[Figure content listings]
★ ★ ★ ★

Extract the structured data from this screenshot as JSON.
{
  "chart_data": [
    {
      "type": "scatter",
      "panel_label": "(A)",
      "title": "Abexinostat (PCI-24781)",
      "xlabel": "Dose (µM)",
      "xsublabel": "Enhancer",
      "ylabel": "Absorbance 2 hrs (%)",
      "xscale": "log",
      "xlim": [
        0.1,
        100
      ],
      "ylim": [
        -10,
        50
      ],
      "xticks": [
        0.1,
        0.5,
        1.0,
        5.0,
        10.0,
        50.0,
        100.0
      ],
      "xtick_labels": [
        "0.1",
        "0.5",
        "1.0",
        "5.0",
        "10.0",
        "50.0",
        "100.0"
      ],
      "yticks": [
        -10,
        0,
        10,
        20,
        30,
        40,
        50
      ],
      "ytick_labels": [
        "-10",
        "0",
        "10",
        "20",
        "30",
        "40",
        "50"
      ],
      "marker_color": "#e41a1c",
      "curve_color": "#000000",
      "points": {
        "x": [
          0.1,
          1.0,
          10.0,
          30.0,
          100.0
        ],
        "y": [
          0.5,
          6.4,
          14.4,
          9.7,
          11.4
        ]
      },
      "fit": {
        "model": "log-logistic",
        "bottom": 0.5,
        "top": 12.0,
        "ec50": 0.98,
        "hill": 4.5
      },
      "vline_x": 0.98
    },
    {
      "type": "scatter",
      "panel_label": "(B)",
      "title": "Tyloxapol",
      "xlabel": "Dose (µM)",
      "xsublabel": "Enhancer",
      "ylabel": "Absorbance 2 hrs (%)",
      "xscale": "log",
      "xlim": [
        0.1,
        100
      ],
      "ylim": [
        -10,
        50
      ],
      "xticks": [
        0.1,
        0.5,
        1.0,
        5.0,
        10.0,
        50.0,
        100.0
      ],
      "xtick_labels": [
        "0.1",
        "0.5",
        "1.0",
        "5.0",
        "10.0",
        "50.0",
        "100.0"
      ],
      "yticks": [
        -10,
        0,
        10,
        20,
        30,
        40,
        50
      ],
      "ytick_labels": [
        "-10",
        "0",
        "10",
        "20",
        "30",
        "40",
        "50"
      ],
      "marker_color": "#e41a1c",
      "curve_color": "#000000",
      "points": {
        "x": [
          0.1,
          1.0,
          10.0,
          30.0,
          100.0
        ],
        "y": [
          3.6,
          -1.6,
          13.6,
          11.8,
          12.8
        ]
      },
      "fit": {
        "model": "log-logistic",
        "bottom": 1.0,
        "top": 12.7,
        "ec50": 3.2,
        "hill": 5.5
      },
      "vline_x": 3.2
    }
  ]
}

★ ★ ★ ★

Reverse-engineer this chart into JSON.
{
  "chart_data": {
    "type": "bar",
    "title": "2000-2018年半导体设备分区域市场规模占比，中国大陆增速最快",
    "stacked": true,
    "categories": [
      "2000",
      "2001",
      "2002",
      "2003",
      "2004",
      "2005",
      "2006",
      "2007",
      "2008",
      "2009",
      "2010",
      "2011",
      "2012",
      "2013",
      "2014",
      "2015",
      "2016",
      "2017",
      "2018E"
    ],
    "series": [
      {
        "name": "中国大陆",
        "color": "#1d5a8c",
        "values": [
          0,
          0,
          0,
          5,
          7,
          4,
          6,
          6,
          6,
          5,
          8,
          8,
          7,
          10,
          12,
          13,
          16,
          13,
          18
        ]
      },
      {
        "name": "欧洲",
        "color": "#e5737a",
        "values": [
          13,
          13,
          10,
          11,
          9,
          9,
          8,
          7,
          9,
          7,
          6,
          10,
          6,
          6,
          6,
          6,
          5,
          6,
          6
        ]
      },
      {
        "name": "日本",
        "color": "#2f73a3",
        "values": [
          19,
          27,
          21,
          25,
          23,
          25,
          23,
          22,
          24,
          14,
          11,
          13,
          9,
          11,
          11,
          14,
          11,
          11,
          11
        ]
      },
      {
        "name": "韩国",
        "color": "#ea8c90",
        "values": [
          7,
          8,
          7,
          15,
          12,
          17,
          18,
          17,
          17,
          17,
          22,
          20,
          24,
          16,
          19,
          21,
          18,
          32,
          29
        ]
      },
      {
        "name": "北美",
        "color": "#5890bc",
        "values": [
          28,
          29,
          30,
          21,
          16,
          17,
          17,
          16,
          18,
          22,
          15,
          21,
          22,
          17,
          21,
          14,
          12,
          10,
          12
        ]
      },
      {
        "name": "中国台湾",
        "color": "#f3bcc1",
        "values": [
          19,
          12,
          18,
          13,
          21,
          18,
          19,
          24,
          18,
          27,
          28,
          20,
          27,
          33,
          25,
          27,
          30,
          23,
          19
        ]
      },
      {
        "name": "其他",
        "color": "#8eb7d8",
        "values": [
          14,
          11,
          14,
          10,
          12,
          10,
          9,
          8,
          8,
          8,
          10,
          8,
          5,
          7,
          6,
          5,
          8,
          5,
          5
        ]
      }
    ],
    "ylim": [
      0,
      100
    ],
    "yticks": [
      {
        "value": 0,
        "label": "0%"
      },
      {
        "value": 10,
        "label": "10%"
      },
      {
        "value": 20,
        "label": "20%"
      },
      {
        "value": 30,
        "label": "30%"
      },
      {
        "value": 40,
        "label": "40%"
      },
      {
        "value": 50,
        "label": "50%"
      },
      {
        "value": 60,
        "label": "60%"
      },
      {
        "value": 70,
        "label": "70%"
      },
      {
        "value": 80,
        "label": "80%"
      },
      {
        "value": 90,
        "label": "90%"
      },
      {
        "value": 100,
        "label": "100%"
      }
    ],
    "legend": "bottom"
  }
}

★ ★ ★ ★

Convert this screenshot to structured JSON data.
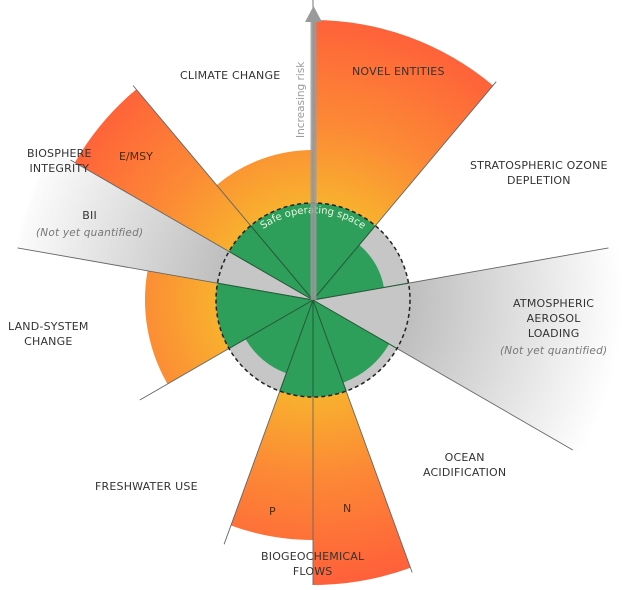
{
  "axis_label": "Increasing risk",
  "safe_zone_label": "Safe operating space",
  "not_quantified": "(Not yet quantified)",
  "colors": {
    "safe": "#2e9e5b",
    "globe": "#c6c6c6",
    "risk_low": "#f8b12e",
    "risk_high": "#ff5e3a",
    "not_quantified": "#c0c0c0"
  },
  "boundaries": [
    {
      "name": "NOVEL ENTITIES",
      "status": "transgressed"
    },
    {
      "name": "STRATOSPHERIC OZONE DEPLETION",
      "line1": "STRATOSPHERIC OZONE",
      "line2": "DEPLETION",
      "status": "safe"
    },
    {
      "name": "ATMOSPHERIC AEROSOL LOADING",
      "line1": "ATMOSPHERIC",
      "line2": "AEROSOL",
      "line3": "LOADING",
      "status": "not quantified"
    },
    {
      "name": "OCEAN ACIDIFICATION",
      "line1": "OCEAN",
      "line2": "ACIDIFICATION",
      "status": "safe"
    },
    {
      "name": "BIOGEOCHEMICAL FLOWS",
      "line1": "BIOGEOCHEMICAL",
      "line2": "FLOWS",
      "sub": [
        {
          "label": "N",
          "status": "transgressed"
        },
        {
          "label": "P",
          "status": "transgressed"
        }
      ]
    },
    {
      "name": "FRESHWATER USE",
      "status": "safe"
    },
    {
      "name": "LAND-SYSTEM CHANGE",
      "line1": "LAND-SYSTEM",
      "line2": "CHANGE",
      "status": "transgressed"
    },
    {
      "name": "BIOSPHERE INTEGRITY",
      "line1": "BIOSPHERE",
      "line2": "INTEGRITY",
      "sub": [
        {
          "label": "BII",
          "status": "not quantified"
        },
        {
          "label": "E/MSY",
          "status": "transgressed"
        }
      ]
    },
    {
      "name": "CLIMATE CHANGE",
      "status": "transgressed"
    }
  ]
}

★ ★ ★ ★

WORK REQUIRED: Search the records for the word "AEROSOL" and copy every line where it occurs.

FINAL RESULT:
      "name": "ATMOSPHERIC AEROSOL LOADING",
      "line2": "AEROSOL",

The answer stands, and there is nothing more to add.